▸ **THE EXERCISE**: Write out all of the entries exactly as given.

______

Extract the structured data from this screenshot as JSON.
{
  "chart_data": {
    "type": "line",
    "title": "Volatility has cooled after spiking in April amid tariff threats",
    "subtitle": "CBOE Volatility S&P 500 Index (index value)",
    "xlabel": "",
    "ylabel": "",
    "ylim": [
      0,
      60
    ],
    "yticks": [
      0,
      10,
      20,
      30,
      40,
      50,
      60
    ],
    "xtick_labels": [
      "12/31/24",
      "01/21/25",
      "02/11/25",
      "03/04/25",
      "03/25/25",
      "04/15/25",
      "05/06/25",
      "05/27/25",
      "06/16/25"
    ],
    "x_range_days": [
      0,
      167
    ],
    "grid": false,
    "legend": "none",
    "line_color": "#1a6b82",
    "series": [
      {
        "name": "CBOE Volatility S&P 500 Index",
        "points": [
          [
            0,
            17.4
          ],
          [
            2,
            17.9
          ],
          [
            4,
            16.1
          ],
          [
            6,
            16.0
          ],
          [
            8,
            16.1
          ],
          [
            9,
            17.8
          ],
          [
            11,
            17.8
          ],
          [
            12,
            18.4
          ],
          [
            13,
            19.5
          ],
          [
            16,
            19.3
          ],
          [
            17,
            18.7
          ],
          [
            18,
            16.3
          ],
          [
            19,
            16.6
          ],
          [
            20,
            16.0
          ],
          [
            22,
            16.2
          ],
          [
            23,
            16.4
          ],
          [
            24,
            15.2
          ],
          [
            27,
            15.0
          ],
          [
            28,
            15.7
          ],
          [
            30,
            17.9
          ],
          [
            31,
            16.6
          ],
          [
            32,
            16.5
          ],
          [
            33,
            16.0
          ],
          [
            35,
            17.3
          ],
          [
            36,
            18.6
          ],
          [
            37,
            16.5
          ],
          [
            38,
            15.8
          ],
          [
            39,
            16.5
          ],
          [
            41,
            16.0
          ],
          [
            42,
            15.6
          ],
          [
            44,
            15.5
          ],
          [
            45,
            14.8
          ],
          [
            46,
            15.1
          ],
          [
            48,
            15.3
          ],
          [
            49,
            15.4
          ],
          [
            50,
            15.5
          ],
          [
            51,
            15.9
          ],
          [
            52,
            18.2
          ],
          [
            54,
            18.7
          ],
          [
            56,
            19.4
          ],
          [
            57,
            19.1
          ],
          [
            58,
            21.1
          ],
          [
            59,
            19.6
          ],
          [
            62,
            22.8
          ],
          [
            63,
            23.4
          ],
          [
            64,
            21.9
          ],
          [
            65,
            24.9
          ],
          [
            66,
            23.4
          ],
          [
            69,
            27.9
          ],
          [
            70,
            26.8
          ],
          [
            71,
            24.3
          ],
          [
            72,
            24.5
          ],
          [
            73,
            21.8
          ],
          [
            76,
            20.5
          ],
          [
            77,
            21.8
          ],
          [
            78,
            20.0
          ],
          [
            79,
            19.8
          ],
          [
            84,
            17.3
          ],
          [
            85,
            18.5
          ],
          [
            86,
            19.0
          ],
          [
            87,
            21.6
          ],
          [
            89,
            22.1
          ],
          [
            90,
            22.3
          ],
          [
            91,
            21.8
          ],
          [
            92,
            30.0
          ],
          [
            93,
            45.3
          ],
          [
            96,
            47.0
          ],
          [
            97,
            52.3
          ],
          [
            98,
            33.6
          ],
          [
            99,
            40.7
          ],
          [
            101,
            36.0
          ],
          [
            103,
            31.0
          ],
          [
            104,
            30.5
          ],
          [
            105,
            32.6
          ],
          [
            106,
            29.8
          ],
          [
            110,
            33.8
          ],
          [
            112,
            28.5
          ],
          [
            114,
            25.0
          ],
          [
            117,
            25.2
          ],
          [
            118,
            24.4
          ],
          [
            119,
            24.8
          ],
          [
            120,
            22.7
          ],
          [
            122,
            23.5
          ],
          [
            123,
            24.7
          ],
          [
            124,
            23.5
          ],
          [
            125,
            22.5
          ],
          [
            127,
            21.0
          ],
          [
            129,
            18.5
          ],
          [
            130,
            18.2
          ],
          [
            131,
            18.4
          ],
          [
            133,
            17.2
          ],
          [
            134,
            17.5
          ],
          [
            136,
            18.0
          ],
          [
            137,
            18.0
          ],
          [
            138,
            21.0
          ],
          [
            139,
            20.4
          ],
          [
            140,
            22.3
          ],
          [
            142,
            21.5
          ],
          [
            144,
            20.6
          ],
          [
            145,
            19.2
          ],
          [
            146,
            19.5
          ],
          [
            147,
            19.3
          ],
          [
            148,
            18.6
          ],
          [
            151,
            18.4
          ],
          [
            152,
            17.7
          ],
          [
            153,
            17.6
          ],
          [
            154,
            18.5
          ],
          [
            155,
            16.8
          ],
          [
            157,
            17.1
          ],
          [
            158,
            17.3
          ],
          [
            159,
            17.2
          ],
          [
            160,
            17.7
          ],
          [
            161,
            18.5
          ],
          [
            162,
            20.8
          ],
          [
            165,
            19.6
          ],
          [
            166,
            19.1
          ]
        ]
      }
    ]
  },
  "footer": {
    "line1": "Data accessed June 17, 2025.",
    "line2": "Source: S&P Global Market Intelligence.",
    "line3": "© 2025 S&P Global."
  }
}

______

▸ **EXPECTED OUTPUT**:
Extract the structured data from this screenshot as JSON.
{
  "chart_data": {
    "type": "line",
    "title": "Volatility has cooled after spiking in April amid tariff threats",
    "subtitle": "CBOE Volatility S&P 500 Index (index value)",
    "xlabel": "",
    "ylabel": "",
    "ylim": [
      0,
      60
    ],
    "yticks": [
      0,
      10,
      20,
      30,
      40,
      50,
      60
    ],
    "xtick_labels": [
      "12/31/24",
      "01/21/25",
      "02/11/25",
      "03/04/25",
      "03/25/25",
      "04/15/25",
      "05/06/25",
      "05/27/25",
      "06/16/25"
    ],
    "x_range_days": [
      0,
      167
    ],
    "grid": false,
    "legend": "none",
    "line_color": "#1a6b82",
    "series": [
      {
        "name": "CBOE Volatility S&P 500 Index",
        "points": [
          [
            0,
            17.4
          ],
          [
            2,
            17.9
          ],
          [
            4,
            16.1
          ],
          [
            6,
            16.0
          ],
          [
            8,
            16.1
          ],
          [
            9,
            17.8
          ],
          [
            11,
            17.8
          ],
          [
            12,
            18.4
          ],
          [
            13,
            19.5
          ],
          [
            16,
            19.3
          ],
          [
            17,
            18.7
          ],
          [
            18,
            16.3
          ],
          [
            19,
            16.6
          ],
          [
            20,
            16.0
          ],
          [
            22,
            16.2
          ],
          [
            23,
            16.4
          ],
          [
            24,
            15.2
          ],
          [
            27,
            15.0
          ],
          [
            28,
            15.7
          ],
          [
            30,
            17.9
          ],
          [
            31,
            16.6
          ],
          [
            32,
            16.5
          ],
          [
            33,
            16.0
          ],
          [
            35,
            17.3
          ],
          [
            36,
            18.6
          ],
          [
            37,
            16.5
          ],
          [
            38,
            15.8
          ],
          [
            39,
            16.5
          ],
          [
            41,
            16.0
          ],
          [
            42,
            15.6
          ],
          [
            44,
            15.5
          ],
          [
            45,
            14.8
          ],
          [
            46,
            15.1
          ],
          [
            48,
            15.3
          ],
          [
            49,
            15.4
          ],
          [
            50,
            15.5
          ],
          [
            51,
            15.9
          ],
          [
            52,
            18.2
          ],
          [
            54,
            18.7
          ],
          [
            56,
            19.4
          ],
          [
            57,
            19.1
          ],
          [
            58,
            21.1
          ],
          [
            59,
            19.6
          ],
          [
            62,
            22.8
          ],
          [
            63,
            23.4
          ],
          [
            64,
            21.9
          ],
          [
            65,
            24.9
          ],
          [
            66,
            23.4
          ],
          [
            69,
            27.9
          ],
          [
            70,
            26.8
          ],
          [
            71,
            24.3
          ],
          [
            72,
            24.5
          ],
          [
            73,
            21.8
          ],
          [
            76,
            20.5
          ],
          [
            77,
            21.8
          ],
          [
            78,
            20.0
          ],
          [
            79,
            19.8
          ],
          [
            84,
            17.3
          ],
          [
            85,
            18.5
          ],
          [
            86,
            19.0
          ],
          [
            87,
            21.6
          ],
          [
            89,
            22.1
          ],
          [
            90,
            22.3
          ],
          [
            91,
            21.8
          ],
          [
            92,
            30.0
          ],
          [
            93,
            45.3
          ],
          [
            96,
            47.0
          ],
          [
            97,
            52.3
          ],
          [
            98,
            33.6
          ],
          [
            99,
            40.7
          ],
          [
            101,
            36.0
          ],
          [
            103,
            31.0
          ],
          [
            104,
            30.5
          ],
          [
            105,
            32.6
          ],
          [
            106,
            29.8
          ],
          [
            110,
            33.8
          ],
          [
            112,
            28.5
          ],
          [
            114,
            25.0
          ],
          [
            117,
            25.2
          ],
          [
            118,
            24.4
          ],
          [
            119,
            24.8
          ],
          [
            120,
            22.7
          ],
          [
            122,
            23.5
          ],
          [
            123,
            24.7
          ],
          [
            124,
            23.5
          ],
          [
            125,
            22.5
          ],
          [
            127,
            21.0
          ],
          [
            129,
            18.5
          ],
          [
            130,
            18.2
          ],
          [
            131,
            18.4
          ],
          [
            133,
            17.2
          ],
          [
            134,
            17.5
          ],
          [
            136,
            18.0
          ],
          [
            137,
            18.0
          ],
          [
            138,
            21.0
          ],
          [
            139,
            20.4
          ],
          [
            140,
            22.3
          ],
          [
            142,
            21.5
          ],
          [
            144,
            20.6
          ],
          [
            145,
            19.2
          ],
          [
            146,
            19.5
          ],
          [
            147,
            19.3
          ],
          [
            148,
            18.6
          ],
          [
            151,
            18.4
          ],
          [
            152,
            17.7
          ],
          [
            153,
            17.6
          ],
          [
            154,
            18.5
          ],
          [
            155,
            16.8
          ],
          [
            157,
            17.1
          ],
          [
            158,
            17.3
          ],
          [
            159,
            17.2
          ],
          [
            160,
            17.7
          ],
          [
            161,
            18.5
          ],
          [
            162,
            20.8
          ],
          [
            165,
            19.6
          ],
          [
            166,
            19.1
          ]
        ]
      }
    ]
  },
  "footer": {
    "line1": "Data accessed June 17, 2025.",
    "line2": "Source: S&P Global Market Intelligence.",
    "line3": "© 2025 S&P Global."
  }
}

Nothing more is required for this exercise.